**Short exercise:** Present the following data again exactly as it is shown.
((
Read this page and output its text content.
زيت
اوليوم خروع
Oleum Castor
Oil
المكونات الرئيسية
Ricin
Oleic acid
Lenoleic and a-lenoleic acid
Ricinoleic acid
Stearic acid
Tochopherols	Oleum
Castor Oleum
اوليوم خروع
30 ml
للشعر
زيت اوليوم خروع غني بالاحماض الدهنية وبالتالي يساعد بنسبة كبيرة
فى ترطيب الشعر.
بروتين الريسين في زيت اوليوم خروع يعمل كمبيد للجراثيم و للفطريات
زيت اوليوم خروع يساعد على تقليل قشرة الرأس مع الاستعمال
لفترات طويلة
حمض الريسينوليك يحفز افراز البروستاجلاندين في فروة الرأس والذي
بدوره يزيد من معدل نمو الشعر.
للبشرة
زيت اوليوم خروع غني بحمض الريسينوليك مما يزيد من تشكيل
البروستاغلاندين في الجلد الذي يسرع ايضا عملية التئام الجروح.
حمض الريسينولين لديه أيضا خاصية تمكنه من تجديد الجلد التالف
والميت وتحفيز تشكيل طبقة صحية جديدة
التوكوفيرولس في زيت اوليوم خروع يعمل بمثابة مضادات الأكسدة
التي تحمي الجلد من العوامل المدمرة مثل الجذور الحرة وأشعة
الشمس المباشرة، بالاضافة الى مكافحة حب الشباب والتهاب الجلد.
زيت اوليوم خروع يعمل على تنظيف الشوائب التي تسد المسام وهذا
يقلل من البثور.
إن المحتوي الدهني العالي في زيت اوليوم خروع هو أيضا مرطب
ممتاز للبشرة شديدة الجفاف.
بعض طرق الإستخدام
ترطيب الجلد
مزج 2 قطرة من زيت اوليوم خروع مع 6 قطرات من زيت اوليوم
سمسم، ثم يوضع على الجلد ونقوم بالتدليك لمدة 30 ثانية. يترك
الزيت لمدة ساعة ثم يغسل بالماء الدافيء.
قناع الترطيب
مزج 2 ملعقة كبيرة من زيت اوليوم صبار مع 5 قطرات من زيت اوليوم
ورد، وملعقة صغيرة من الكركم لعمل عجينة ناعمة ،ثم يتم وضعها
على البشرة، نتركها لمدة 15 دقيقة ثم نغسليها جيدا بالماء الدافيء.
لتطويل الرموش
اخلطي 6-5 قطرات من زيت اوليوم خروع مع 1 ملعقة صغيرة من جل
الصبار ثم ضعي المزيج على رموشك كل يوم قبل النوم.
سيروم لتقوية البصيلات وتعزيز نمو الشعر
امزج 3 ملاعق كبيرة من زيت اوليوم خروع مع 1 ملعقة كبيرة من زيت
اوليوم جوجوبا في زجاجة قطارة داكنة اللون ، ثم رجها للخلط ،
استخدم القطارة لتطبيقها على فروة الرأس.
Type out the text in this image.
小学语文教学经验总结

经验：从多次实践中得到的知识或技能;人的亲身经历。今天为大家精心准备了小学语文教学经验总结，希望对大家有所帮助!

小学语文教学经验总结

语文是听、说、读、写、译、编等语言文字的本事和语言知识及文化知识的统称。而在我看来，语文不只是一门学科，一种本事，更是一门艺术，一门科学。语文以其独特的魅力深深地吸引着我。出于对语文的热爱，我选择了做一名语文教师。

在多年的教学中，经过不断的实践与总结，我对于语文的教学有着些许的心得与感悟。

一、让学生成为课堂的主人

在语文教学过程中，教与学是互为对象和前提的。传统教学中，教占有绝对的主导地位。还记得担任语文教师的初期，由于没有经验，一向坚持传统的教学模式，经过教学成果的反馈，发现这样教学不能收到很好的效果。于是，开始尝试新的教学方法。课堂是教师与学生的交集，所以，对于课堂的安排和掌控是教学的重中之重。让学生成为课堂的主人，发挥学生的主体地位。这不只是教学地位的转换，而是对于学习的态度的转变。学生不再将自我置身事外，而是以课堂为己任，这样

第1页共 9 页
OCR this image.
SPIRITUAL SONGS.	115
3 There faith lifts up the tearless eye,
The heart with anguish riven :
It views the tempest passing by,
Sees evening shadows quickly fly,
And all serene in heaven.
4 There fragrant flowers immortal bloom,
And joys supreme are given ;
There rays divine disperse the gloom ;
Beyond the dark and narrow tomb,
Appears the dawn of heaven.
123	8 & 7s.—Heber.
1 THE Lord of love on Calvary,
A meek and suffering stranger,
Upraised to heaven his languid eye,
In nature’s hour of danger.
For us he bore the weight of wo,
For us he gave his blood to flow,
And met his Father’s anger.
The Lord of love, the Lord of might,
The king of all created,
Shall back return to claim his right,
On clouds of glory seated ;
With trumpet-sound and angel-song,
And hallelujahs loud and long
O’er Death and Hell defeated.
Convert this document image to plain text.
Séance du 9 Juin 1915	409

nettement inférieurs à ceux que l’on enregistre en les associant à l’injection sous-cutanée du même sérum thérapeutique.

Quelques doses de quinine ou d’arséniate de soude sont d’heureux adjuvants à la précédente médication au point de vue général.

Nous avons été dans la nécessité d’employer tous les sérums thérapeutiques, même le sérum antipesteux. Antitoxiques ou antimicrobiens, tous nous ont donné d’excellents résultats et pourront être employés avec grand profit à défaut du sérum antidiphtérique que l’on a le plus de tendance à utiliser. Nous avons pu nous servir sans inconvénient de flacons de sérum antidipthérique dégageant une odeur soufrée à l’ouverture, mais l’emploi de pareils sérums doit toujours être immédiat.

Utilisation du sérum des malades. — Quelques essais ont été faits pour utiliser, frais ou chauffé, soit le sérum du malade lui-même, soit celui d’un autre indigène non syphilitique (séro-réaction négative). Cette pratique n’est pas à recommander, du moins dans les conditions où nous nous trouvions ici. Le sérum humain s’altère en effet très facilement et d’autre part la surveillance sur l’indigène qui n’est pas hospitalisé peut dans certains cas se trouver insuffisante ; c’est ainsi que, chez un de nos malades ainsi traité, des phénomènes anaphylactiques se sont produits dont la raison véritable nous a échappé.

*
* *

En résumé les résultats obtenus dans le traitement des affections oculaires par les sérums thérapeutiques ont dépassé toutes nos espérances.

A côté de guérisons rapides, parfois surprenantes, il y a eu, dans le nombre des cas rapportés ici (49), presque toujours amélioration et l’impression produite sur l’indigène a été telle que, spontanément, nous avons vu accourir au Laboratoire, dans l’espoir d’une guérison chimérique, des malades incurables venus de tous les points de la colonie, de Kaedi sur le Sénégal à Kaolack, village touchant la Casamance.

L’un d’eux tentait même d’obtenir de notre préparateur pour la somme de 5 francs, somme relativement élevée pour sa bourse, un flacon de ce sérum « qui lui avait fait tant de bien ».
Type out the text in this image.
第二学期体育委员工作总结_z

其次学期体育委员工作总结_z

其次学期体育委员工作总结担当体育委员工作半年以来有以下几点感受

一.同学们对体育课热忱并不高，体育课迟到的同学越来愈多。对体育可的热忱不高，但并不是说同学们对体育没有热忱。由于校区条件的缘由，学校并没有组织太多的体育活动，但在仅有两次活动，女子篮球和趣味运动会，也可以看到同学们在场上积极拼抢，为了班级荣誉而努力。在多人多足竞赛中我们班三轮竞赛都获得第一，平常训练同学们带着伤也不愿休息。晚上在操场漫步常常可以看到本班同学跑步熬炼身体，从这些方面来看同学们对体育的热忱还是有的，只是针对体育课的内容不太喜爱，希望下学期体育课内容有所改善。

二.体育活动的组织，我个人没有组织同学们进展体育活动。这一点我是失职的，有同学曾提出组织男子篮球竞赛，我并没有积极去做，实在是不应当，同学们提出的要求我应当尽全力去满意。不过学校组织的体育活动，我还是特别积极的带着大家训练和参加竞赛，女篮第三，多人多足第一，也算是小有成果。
))
**Exercise response:**
Read this page and output its text content.
زيت
اوليوم خروع
Oleum Castor
Oil
المكونات الرئيسية
Ricin
Oleic acid
Lenoleic and a-lenoleic acid
Ricinoleic acid
Stearic acid
Tochopherols	Oleum
Castor Oleum
اوليوم خروع
30 ml
للشعر
زيت اوليوم خروع غني بالاحماض الدهنية وبالتالي يساعد بنسبة كبيرة
فى ترطيب الشعر.
بروتين الريسين في زيت اوليوم خروع يعمل كمبيد للجراثيم و للفطريات
زيت اوليوم خروع يساعد على تقليل قشرة الرأس مع الاستعمال
لفترات طويلة
حمض الريسينوليك يحفز افراز البروستاجلاندين في فروة الرأس والذي
بدوره يزيد من معدل نمو الشعر.
للبشرة
زيت اوليوم خروع غني بحمض الريسينوليك مما يزيد من تشكيل
البروستاغلاندين في الجلد الذي يسرع ايضا عملية التئام الجروح.
حمض الريسينولين لديه أيضا خاصية تمكنه من تجديد الجلد التالف
والميت وتحفيز تشكيل طبقة صحية جديدة
التوكوفيرولس في زيت اوليوم خروع يعمل بمثابة مضادات الأكسدة
التي تحمي الجلد من العوامل المدمرة مثل الجذور الحرة وأشعة
الشمس المباشرة، بالاضافة الى مكافحة حب الشباب والتهاب الجلد.
زيت اوليوم خروع يعمل على تنظيف الشوائب التي تسد المسام وهذا
يقلل من البثور.
إن المحتوي الدهني العالي في زيت اوليوم خروع هو أيضا مرطب
ممتاز للبشرة شديدة الجفاف.
بعض طرق الإستخدام
ترطيب الجلد
مزج 2 قطرة من زيت اوليوم خروع مع 6 قطرات من زيت اوليوم
سمسم، ثم يوضع على الجلد ونقوم بالتدليك لمدة 30 ثانية. يترك
الزيت لمدة ساعة ثم يغسل بالماء الدافيء.
قناع الترطيب
مزج 2 ملعقة كبيرة من زيت اوليوم صبار مع 5 قطرات من زيت اوليوم
ورد، وملعقة صغيرة من الكركم لعمل عجينة ناعمة ،ثم يتم وضعها
على البشرة، نتركها لمدة 15 دقيقة ثم نغسليها جيدا بالماء الدافيء.
لتطويل الرموش
اخلطي 6-5 قطرات من زيت اوليوم خروع مع 1 ملعقة صغيرة من جل
الصبار ثم ضعي المزيج على رموشك كل يوم قبل النوم.
سيروم لتقوية البصيلات وتعزيز نمو الشعر
امزج 3 ملاعق كبيرة من زيت اوليوم خروع مع 1 ملعقة كبيرة من زيت
اوليوم جوجوبا في زجاجة قطارة داكنة اللون ، ثم رجها للخلط ،
استخدم القطارة لتطبيقها على فروة الرأس.
Type out the text in this image.
小学语文教学经验总结

经验：从多次实践中得到的知识或技能;人的亲身经历。今天为大家精心准备了小学语文教学经验总结，希望对大家有所帮助!

小学语文教学经验总结

语文是听、说、读、写、译、编等语言文字的本事和语言知识及文化知识的统称。而在我看来，语文不只是一门学科，一种本事，更是一门艺术，一门科学。语文以其独特的魅力深深地吸引着我。出于对语文的热爱，我选择了做一名语文教师。

在多年的教学中，经过不断的实践与总结，我对于语文的教学有着些许的心得与感悟。

一、让学生成为课堂的主人

在语文教学过程中，教与学是互为对象和前提的。传统教学中，教占有绝对的主导地位。还记得担任语文教师的初期，由于没有经验，一向坚持传统的教学模式，经过教学成果的反馈，发现这样教学不能收到很好的效果。于是，开始尝试新的教学方法。课堂是教师与学生的交集，所以，对于课堂的安排和掌控是教学的重中之重。让学生成为课堂的主人，发挥学生的主体地位。这不只是教学地位的转换，而是对于学习的态度的转变。学生不再将自我置身事外，而是以课堂为己任，这样

第1页共 9 页
OCR this image.
SPIRITUAL SONGS.	115
3 There faith lifts up the tearless eye,
The heart with anguish riven :
It views the tempest passing by,
Sees evening shadows quickly fly,
And all serene in heaven.
4 There fragrant flowers immortal bloom,
And joys supreme are given ;
There rays divine disperse the gloom ;
Beyond the dark and narrow tomb,
Appears the dawn of heaven.
123	8 & 7s.—Heber.
1 THE Lord of love on Calvary,
A meek and suffering stranger,
Upraised to heaven his languid eye,
In nature’s hour of danger.
For us he bore the weight of wo,
For us he gave his blood to flow,
And met his Father’s anger.
The Lord of love, the Lord of might,
The king of all created,
Shall back return to claim his right,
On clouds of glory seated ;
With trumpet-sound and angel-song,
And hallelujahs loud and long
O’er Death and Hell defeated.
Convert this document image to plain text.
Séance du 9 Juin 1915	409

nettement inférieurs à ceux que l’on enregistre en les associant à l’injection sous-cutanée du même sérum thérapeutique.

Quelques doses de quinine ou d’arséniate de soude sont d’heureux adjuvants à la précédente médication au point de vue général.

Nous avons été dans la nécessité d’employer tous les sérums thérapeutiques, même le sérum antipesteux. Antitoxiques ou antimicrobiens, tous nous ont donné d’excellents résultats et pourront être employés avec grand profit à défaut du sérum antidiphtérique que l’on a le plus de tendance à utiliser. Nous avons pu nous servir sans inconvénient de flacons de sérum antidipthérique dégageant une odeur soufrée à l’ouverture, mais l’emploi de pareils sérums doit toujours être immédiat.

Utilisation du sérum des malades. — Quelques essais ont été faits pour utiliser, frais ou chauffé, soit le sérum du malade lui-même, soit celui d’un autre indigène non syphilitique (séro-réaction négative). Cette pratique n’est pas à recommander, du moins dans les conditions où nous nous trouvions ici. Le sérum humain s’altère en effet très facilement et d’autre part la surveillance sur l’indigène qui n’est pas hospitalisé peut dans certains cas se trouver insuffisante ; c’est ainsi que, chez un de nos malades ainsi traité, des phénomènes anaphylactiques se sont produits dont la raison véritable nous a échappé.

*
* *

En résumé les résultats obtenus dans le traitement des affections oculaires par les sérums thérapeutiques ont dépassé toutes nos espérances.

A côté de guérisons rapides, parfois surprenantes, il y a eu, dans le nombre des cas rapportés ici (49), presque toujours amélioration et l’impression produite sur l’indigène a été telle que, spontanément, nous avons vu accourir au Laboratoire, dans l’espoir d’une guérison chimérique, des malades incurables venus de tous les points de la colonie, de Kaedi sur le Sénégal à Kaolack, village touchant la Casamance.

L’un d’eux tentait même d’obtenir de notre préparateur pour la somme de 5 francs, somme relativement élevée pour sa bourse, un flacon de ce sérum « qui lui avait fait tant de bien ».
Type out the text in this image.
第二学期体育委员工作总结_z

其次学期体育委员工作总结_z

其次学期体育委员工作总结担当体育委员工作半年以来有以下几点感受

一.同学们对体育课热忱并不高，体育课迟到的同学越来愈多。对体育可的热忱不高，但并不是说同学们对体育没有热忱。由于校区条件的缘由，学校并没有组织太多的体育活动，但在仅有两次活动，女子篮球和趣味运动会，也可以看到同学们在场上积极拼抢，为了班级荣誉而努力。在多人多足竞赛中我们班三轮竞赛都获得第一，平常训练同学们带着伤也不愿休息。晚上在操场漫步常常可以看到本班同学跑步熬炼身体，从这些方面来看同学们对体育的热忱还是有的，只是针对体育课的内容不太喜爱，希望下学期体育课内容有所改善。

二.体育活动的组织，我个人没有组织同学们进展体育活动。这一点我是失职的，有同学曾提出组织男子篮球竞赛，我并没有积极去做，实在是不应当，同学们提出的要求我应当尽全力去满意。不过学校组织的体育活动，我还是特别积极的带着大家训练和参加竞赛，女篮第三，多人多足第一，也算是小有成果。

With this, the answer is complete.